+++ WORKING DATA
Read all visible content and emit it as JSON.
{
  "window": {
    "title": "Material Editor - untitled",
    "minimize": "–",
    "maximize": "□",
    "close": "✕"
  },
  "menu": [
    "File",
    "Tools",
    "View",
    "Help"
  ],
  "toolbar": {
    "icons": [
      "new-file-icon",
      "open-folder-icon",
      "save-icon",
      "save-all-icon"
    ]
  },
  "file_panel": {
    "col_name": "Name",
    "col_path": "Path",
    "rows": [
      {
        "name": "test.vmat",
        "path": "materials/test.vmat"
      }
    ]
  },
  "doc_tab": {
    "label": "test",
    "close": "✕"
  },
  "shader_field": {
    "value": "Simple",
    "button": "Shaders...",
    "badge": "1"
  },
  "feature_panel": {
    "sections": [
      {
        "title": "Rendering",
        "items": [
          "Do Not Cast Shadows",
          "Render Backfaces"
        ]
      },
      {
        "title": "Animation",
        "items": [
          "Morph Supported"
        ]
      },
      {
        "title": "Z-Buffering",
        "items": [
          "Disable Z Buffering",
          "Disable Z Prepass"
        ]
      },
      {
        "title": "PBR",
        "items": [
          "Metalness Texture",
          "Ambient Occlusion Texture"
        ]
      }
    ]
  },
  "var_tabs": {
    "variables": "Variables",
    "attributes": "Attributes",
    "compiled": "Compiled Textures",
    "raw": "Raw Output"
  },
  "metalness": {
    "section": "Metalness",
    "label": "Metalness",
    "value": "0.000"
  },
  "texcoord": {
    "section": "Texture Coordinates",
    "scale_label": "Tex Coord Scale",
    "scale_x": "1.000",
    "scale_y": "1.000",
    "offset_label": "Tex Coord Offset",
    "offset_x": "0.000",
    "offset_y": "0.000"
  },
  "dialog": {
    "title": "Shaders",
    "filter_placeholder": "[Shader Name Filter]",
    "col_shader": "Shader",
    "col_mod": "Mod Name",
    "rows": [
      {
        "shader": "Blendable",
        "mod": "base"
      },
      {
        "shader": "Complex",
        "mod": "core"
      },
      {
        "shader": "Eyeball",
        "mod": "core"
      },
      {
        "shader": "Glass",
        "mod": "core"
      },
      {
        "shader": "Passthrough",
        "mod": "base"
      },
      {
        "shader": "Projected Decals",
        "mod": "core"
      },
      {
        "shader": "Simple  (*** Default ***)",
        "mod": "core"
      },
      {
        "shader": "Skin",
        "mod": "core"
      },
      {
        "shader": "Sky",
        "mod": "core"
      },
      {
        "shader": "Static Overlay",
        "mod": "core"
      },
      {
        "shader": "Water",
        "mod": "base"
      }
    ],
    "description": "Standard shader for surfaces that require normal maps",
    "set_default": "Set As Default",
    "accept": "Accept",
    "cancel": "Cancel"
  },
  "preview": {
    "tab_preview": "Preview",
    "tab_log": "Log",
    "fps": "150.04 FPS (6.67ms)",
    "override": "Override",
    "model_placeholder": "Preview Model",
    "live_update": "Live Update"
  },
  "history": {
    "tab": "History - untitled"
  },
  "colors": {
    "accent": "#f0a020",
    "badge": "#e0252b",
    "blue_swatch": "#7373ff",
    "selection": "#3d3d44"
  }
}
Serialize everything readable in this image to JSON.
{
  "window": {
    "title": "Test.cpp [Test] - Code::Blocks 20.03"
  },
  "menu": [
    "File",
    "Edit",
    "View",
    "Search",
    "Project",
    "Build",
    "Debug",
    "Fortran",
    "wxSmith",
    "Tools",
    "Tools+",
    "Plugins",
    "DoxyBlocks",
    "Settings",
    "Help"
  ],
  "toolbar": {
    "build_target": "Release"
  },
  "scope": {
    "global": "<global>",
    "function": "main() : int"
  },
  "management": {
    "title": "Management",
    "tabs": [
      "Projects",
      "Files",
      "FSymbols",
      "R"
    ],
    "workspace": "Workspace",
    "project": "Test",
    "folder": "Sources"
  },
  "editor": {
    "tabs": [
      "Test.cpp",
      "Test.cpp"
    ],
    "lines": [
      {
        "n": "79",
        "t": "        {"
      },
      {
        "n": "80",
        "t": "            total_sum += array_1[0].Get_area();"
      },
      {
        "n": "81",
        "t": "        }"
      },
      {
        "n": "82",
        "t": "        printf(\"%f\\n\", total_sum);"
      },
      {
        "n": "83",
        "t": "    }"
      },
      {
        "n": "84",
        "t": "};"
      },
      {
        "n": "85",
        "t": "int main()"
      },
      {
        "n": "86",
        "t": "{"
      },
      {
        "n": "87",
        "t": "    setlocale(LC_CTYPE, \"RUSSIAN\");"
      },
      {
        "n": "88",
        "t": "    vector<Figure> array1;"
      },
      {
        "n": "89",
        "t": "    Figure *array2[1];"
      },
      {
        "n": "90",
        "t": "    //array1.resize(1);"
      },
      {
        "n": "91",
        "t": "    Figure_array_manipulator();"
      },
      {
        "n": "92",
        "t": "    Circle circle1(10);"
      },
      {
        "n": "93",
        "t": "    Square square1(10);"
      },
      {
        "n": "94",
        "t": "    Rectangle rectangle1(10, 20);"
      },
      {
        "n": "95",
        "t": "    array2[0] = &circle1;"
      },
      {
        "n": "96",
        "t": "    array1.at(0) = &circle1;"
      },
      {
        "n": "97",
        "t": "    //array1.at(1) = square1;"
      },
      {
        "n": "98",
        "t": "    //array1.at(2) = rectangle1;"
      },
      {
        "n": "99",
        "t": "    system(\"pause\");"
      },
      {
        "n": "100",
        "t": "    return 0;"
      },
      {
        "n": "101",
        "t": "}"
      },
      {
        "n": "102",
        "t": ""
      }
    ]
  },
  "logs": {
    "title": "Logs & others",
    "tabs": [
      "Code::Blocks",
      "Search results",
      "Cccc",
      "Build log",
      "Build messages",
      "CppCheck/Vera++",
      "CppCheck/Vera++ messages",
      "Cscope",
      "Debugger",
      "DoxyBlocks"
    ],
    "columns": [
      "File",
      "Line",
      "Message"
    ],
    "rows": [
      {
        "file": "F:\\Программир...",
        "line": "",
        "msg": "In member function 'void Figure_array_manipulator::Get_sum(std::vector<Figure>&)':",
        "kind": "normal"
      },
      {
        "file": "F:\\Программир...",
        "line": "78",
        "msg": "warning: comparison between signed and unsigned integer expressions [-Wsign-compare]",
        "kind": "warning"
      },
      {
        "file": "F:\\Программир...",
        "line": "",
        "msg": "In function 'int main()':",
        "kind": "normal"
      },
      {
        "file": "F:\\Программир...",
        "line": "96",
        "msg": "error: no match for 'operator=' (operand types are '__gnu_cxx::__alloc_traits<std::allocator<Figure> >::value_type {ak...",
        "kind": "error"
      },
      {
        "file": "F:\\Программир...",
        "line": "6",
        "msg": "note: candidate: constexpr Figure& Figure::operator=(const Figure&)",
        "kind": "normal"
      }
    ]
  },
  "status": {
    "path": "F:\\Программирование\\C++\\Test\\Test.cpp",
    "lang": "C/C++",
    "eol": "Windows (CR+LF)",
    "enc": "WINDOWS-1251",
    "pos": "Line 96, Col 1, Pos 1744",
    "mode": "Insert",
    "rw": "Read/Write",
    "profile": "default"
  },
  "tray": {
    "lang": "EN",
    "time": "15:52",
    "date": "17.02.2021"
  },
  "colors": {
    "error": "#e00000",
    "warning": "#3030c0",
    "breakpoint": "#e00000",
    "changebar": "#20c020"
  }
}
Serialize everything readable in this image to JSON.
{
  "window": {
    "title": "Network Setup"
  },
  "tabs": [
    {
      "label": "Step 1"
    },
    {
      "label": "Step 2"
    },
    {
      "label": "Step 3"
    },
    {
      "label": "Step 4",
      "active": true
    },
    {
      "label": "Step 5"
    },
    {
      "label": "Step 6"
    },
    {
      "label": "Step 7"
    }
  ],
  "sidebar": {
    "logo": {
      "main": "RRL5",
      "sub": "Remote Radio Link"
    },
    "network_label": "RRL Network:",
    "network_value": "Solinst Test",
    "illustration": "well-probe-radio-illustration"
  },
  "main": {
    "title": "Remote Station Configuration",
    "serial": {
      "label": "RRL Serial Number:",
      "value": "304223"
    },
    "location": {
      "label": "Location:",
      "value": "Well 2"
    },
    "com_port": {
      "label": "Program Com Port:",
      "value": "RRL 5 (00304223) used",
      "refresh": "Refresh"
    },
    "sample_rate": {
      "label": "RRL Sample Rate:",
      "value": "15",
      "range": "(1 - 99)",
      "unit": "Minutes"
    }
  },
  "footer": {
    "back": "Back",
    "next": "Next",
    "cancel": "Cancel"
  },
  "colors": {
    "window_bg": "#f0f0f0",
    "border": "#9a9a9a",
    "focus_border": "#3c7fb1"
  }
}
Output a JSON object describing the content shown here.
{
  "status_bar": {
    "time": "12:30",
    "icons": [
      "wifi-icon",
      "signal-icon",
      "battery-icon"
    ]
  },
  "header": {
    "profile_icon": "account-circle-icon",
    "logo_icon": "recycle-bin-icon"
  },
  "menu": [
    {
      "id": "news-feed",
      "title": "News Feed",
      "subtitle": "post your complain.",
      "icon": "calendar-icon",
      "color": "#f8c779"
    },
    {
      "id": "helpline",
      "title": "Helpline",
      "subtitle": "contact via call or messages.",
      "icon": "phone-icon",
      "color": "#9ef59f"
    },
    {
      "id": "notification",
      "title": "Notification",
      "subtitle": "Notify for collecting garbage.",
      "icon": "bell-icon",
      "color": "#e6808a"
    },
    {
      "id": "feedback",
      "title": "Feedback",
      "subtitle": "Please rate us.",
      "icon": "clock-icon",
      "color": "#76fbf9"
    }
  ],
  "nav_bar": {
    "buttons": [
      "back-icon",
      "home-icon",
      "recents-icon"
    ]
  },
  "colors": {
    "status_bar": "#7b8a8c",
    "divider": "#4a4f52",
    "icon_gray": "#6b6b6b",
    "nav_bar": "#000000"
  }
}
++++++
Copy each line in the data that holds the word "CppCheck".

ANSWER TO THIS PROBLEM:
      "CppCheck/Vera++",
      "CppCheck/Vera++ messages",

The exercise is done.